** Your objective **
Work out how many lines of the records contain "coordinate". Answer with the number and nothing else.

** START **

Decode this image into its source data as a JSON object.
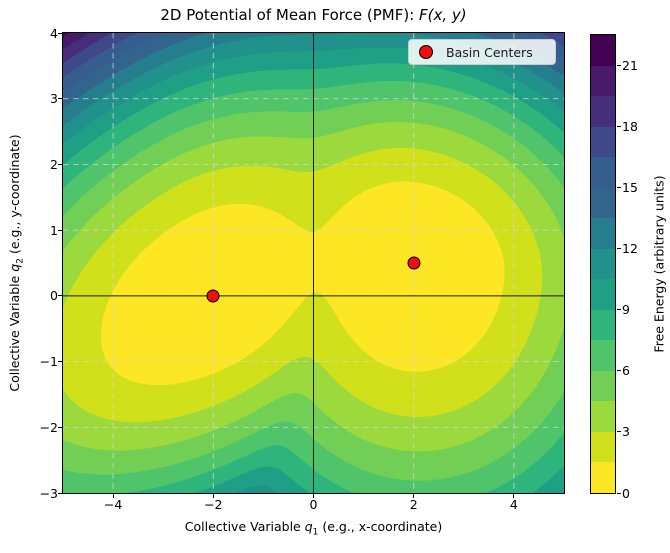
{
  "title": {
    "prefix": "2D Potential of Mean Force (PMF): ",
    "math": "F(x, y)"
  },
  "axis_labels": {
    "x": {
      "prefix": "Collective Variable ",
      "var": "q",
      "sub": "1",
      "suffix": " (e.g., x-coordinate)"
    },
    "y": {
      "prefix": "Collective Variable ",
      "var": "q",
      "sub": "2",
      "suffix": " (e.g., y-coordinate)"
    }
  },
  "chart_data": {
    "type": "heatmap",
    "subtype": "filled-contour",
    "x_range": [
      -5,
      5
    ],
    "y_range": [
      -3,
      4
    ],
    "x_ticks": [
      -4,
      -2,
      0,
      2,
      4
    ],
    "x_tick_labels": [
      "−4",
      "−2",
      "0",
      "2",
      "4"
    ],
    "y_ticks": [
      -3,
      -2,
      -1,
      0,
      1,
      2,
      3,
      4
    ],
    "y_tick_labels": [
      "−3",
      "−2",
      "−1",
      "0",
      "1",
      "2",
      "3",
      "4"
    ],
    "grid": {
      "on": true,
      "style": "dashed",
      "color": "rgba(216,216,216,0.85)"
    },
    "reference_lines": {
      "horizontal_y": 0,
      "vertical_x": 0,
      "color": "#1a1a1a"
    },
    "levels": {
      "min": 0,
      "max": 22.5,
      "step": 1.5,
      "n_bands": 15
    },
    "colormap_name": "viridis_reversed",
    "band_colors_low_to_high": [
      "#fde725",
      "#d0e11c",
      "#9bd93c",
      "#72cf56",
      "#50c46a",
      "#2fb47c",
      "#209f87",
      "#21918c",
      "#257e8e",
      "#32648d",
      "#355d8d",
      "#3f4888",
      "#462e7c",
      "#471a6c",
      "#440154"
    ],
    "surface_model": {
      "description": "free energy = softmin of two tilted anisotropic quadratic wells",
      "temperature": 0.8,
      "wells": [
        {
          "cx": -2,
          "cy": 0,
          "ex": 0.928,
          "ey": 0.371,
          "a_pos": 0.4,
          "a_neg": 0.27,
          "b_pos": 0.9,
          "b_neg": 1.2
        },
        {
          "cx": 2,
          "cy": 0.5,
          "ex": 0.989,
          "ey": -0.148,
          "a_pos": 0.45,
          "a_neg": 0.5,
          "b_pos": 1.0,
          "b_neg": 0.55
        }
      ]
    },
    "basin_centers": [
      {
        "x": -2,
        "y": 0
      },
      {
        "x": 2,
        "y": 0.5
      }
    ],
    "marker": {
      "fill": "#ee100c",
      "edge": "#000000"
    },
    "legend": {
      "label": "Basin Centers",
      "position": "upper right"
    },
    "colorbar": {
      "label": "Free Energy (arbitrary units)",
      "ticks": [
        0,
        3,
        6,
        9,
        12,
        15,
        18,
        21
      ],
      "tick_labels": [
        "0",
        "3",
        "6",
        "9",
        "12",
        "15",
        "18",
        "21"
      ]
    }
  }
}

** END **

** Exercise answer **
2